/---

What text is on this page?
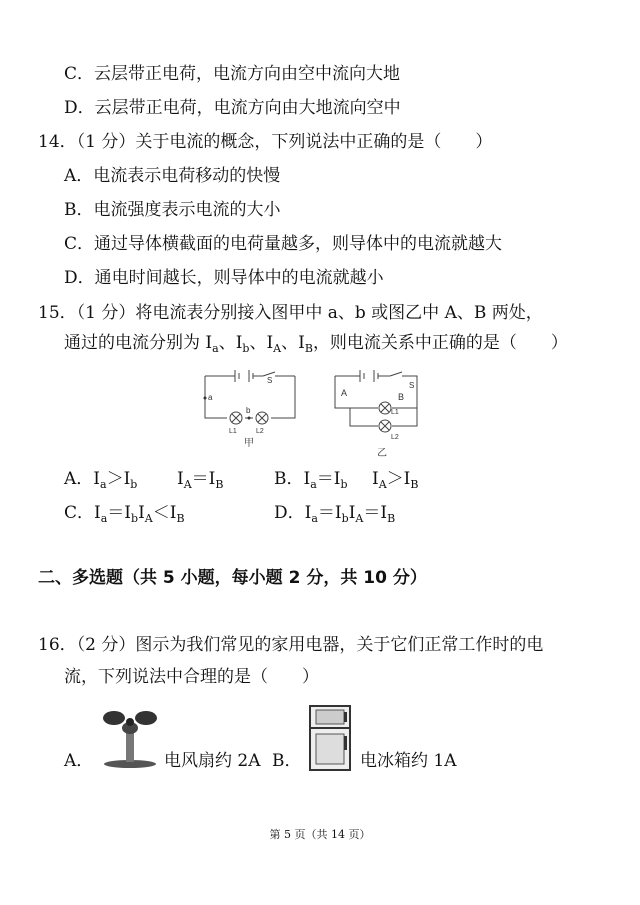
C．云层带正电荷，电流方向由空中流向大地
D．云层带正电荷，电流方向由大地流向空中
14．（1 分）关于电流的概念，下列说法中正确的是（　　）
A．电流表示电荷移动的快慢
B．电流强度表示电流的大小
C．通过导体横截面的电荷量越多，则导体中的电流就越大
D．通电时间越长，则导体中的电流就越小
15．（1 分）将电流表分别接入图甲中 a、b 或图乙中 A、B 两处，
通过的电流分别为 $I_a$、$I_b$、$I_A$、$I_B$，则电流关系中正确的是（　　）
a
b
S
L1	L2
甲
A	B
S
L1
L2
乙
A．$I_a>I_b$ $I_A=I_B$	B．$I_a=I_b$ $I_A>I_B$
C．$I_a=I_bI_A<I_B$	D．$I_a=I_bI_A=I_B$
二、多选题（共 5 小题，每小题 2 分，共 10 分）
16．（2 分）图示为我们常见的家用电器，关于它们正常工作时的电
流，下列说法中合理的是（　　）
A．	电风扇约 2A B．	电冰箱约 1A
第 5 页（共 14 页）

\---

**Short problem**
Among the records above, how many lines carry the string "云层带正电荷"? Reply with the number alone.

**Reply to the task**
2